[START TASK INPUTS]

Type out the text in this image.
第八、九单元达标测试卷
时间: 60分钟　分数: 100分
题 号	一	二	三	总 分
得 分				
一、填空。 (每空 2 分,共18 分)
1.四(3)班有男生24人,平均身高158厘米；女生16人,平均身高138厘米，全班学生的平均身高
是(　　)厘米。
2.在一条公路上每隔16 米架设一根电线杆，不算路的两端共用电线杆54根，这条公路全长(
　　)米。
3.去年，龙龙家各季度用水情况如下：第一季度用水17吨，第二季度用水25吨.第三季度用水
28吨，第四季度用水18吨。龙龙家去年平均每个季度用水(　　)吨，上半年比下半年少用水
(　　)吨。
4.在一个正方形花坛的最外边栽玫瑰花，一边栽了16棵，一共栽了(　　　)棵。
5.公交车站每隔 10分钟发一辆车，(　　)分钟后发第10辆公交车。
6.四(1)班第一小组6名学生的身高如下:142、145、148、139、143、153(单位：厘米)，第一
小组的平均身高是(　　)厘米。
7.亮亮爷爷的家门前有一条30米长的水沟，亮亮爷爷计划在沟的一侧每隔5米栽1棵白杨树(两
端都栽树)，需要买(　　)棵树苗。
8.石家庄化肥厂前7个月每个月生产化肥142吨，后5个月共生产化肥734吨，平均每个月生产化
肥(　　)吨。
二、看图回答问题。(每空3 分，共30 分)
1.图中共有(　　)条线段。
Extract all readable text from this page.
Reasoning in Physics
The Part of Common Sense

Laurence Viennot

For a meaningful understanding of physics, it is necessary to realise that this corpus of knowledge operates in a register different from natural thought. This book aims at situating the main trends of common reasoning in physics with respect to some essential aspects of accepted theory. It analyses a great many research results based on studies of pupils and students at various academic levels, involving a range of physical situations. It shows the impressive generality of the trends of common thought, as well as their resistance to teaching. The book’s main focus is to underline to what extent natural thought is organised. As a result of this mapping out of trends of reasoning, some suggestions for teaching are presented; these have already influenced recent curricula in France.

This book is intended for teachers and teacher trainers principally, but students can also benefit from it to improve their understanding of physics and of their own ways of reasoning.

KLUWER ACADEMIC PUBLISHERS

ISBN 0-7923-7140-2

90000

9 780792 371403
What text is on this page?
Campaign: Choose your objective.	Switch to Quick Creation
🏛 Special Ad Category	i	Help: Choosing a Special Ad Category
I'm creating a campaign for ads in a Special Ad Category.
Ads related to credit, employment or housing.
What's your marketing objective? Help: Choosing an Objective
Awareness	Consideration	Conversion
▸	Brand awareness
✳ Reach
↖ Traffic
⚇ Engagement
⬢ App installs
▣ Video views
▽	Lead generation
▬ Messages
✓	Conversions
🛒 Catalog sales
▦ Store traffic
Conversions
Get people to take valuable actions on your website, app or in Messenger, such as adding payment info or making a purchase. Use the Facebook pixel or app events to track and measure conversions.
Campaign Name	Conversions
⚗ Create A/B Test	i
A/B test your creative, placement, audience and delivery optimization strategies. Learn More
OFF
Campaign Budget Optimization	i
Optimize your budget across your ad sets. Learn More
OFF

[END TASK INPUTS]

• GIVEN INSTRUCTION
Pick out the lines that contain "Learn" and copy them.

• OUTPUT BELOW
A/B test your creative, placement, audience and delivery optimization strategies. Learn More
Optimize your budget across your ad sets. Learn More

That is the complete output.